--- begin Information supplied ---
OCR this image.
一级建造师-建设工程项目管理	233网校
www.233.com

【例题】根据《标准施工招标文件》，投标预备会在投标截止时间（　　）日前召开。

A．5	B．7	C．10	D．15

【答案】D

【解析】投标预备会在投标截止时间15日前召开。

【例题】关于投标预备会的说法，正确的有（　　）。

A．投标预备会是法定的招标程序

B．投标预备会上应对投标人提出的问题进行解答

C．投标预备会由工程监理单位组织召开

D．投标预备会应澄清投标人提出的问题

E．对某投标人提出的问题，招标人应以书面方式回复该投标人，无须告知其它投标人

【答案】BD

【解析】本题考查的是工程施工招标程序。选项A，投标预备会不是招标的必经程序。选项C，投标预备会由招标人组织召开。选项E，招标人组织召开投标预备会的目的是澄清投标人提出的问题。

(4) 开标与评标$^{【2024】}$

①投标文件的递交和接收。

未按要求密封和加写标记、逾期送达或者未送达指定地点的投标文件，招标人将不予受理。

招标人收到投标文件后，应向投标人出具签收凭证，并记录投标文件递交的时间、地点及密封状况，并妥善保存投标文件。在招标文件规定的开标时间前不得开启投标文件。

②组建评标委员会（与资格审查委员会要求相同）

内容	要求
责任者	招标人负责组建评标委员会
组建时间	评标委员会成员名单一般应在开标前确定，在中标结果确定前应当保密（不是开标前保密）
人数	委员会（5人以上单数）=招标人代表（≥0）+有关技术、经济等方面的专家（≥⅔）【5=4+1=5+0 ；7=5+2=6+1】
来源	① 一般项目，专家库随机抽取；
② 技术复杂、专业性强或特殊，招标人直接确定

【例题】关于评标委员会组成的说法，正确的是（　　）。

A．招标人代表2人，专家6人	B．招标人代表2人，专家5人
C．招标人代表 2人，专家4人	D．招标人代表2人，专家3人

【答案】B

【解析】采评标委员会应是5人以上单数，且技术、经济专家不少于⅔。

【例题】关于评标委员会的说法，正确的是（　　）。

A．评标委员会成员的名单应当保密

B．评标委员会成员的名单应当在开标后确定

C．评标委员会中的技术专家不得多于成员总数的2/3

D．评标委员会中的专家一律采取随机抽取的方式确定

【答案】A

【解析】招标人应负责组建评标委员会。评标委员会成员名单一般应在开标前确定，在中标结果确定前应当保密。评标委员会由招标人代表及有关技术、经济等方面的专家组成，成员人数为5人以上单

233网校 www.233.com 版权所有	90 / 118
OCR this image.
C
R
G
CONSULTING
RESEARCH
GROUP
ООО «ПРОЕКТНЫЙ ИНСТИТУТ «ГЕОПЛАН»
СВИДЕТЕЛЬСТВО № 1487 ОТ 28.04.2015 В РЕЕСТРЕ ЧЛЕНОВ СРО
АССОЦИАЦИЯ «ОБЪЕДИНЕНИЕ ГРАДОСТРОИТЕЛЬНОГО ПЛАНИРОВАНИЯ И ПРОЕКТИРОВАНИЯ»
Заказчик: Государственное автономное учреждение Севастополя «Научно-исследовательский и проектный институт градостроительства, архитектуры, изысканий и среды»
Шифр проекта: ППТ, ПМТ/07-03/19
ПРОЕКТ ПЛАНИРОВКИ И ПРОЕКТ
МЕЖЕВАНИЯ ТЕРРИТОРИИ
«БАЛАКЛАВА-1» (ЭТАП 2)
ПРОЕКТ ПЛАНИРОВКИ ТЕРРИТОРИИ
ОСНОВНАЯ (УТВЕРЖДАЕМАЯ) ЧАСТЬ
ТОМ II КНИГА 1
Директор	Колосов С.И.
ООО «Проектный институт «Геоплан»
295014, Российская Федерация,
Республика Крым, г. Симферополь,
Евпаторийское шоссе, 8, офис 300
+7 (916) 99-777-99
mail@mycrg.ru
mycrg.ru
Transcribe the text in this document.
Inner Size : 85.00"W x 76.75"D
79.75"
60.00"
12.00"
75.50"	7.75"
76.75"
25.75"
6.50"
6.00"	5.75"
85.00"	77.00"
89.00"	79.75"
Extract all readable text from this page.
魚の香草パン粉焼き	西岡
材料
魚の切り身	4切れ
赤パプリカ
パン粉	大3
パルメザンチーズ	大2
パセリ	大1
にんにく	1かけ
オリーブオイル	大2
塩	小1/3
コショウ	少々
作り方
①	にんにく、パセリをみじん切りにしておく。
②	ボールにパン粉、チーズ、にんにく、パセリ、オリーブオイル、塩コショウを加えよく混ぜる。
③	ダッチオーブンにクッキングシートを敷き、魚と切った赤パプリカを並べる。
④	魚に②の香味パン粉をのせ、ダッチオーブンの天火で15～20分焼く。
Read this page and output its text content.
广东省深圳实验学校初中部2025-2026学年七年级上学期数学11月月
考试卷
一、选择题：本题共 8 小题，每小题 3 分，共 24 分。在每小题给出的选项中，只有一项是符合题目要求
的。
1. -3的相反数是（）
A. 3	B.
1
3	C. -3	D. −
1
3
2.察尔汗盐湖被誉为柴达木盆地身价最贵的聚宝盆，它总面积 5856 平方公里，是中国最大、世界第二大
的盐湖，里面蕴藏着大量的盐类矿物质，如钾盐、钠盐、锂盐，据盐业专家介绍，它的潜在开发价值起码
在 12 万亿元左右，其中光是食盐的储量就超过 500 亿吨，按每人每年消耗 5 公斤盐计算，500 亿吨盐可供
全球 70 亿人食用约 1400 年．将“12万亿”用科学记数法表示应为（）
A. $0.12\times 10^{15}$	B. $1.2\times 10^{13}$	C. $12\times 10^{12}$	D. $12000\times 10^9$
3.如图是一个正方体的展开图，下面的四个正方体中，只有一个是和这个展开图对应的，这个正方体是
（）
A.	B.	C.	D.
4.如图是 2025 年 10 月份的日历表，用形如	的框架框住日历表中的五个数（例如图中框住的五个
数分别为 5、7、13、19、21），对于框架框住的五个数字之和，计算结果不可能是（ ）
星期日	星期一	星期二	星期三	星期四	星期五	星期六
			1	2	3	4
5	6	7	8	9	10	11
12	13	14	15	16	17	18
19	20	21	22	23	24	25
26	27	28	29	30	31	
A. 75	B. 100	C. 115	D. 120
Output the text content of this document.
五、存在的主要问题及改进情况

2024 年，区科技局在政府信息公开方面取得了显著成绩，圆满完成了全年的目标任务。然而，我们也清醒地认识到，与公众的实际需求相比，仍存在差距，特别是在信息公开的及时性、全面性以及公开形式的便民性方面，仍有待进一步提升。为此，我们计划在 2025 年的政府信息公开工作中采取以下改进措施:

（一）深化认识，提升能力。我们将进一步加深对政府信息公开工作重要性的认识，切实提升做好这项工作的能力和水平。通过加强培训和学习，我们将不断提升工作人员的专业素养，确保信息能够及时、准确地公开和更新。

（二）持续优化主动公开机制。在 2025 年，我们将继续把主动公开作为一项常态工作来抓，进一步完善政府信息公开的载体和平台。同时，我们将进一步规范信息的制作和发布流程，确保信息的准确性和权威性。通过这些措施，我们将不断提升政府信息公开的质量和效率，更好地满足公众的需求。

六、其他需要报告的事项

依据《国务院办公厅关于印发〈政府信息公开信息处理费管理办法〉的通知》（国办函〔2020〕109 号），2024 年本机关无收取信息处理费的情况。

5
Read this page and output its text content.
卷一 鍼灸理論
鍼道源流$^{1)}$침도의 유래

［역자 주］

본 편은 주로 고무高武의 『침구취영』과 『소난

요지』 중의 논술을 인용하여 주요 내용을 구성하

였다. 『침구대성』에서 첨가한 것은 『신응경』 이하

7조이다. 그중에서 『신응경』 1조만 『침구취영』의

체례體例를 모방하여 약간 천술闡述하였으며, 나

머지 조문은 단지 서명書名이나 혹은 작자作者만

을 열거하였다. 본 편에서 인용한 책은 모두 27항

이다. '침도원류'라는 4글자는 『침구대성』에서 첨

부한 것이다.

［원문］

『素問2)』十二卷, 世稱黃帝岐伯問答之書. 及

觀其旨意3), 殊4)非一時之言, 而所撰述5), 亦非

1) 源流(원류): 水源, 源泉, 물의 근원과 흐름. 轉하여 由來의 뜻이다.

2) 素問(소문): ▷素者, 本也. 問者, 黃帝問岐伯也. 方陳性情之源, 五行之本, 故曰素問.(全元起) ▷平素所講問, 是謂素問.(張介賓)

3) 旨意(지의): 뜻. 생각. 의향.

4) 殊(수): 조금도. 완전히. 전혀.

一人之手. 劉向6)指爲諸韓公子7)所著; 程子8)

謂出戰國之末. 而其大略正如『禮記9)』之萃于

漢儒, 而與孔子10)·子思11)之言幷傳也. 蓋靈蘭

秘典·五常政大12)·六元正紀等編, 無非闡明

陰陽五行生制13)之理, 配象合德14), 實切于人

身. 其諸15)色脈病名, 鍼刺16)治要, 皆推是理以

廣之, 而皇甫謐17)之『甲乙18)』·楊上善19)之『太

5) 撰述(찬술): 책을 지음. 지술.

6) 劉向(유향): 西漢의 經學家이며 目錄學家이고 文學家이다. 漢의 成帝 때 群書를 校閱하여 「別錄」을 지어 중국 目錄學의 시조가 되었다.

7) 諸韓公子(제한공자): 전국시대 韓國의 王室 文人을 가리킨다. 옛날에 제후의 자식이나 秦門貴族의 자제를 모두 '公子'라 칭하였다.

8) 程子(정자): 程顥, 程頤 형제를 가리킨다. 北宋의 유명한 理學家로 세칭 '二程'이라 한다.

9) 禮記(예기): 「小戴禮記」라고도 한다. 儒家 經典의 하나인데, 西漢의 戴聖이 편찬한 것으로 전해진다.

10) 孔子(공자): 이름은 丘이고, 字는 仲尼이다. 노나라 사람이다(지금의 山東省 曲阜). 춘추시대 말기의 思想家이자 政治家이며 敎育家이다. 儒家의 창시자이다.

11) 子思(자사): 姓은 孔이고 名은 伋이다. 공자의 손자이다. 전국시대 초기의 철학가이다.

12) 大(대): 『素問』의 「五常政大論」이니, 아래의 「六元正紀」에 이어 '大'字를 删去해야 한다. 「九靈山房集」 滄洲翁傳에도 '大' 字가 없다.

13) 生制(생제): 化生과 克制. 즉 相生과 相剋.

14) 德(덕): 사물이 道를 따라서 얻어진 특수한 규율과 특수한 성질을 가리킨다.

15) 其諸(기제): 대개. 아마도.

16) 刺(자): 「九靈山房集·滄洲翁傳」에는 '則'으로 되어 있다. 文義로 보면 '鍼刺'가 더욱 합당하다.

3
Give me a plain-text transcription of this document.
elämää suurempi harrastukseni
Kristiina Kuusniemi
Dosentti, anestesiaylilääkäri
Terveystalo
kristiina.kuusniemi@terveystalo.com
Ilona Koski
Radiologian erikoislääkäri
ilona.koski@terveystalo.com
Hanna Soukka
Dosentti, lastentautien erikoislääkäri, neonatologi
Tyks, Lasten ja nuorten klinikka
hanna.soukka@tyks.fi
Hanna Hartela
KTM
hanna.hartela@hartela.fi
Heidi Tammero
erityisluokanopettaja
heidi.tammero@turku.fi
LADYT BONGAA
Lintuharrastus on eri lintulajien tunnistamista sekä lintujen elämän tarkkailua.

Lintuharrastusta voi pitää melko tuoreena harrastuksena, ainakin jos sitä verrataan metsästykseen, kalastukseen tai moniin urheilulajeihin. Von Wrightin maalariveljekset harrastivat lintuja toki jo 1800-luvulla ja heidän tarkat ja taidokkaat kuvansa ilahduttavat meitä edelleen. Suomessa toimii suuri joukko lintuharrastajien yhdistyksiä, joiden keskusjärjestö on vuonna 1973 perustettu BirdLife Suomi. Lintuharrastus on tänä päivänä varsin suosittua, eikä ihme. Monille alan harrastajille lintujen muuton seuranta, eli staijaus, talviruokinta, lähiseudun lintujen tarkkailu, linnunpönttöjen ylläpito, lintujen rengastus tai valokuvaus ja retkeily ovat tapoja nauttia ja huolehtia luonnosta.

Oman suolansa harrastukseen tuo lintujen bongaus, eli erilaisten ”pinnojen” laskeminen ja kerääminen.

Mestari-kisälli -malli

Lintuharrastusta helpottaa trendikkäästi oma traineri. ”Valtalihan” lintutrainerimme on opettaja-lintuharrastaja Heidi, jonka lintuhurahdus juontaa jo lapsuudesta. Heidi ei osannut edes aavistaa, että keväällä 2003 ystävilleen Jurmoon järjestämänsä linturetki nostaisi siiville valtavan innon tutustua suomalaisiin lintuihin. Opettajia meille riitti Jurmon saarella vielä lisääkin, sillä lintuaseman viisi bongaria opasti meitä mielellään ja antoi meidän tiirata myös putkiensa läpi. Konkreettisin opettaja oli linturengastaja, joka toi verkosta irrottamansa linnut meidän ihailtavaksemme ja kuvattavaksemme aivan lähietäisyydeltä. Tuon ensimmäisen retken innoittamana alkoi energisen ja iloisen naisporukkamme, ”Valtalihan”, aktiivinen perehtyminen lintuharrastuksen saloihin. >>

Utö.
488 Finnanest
--- end Information supplied ---
- [Exercise]:
Collect each line of the entries that has the word "正确的是", copying it in full.

- [Output for this task]:
【例题】关于评标委员会组成的说法，正确的是（　　）。
【例题】关于评标委员会的说法，正确的是（　　）。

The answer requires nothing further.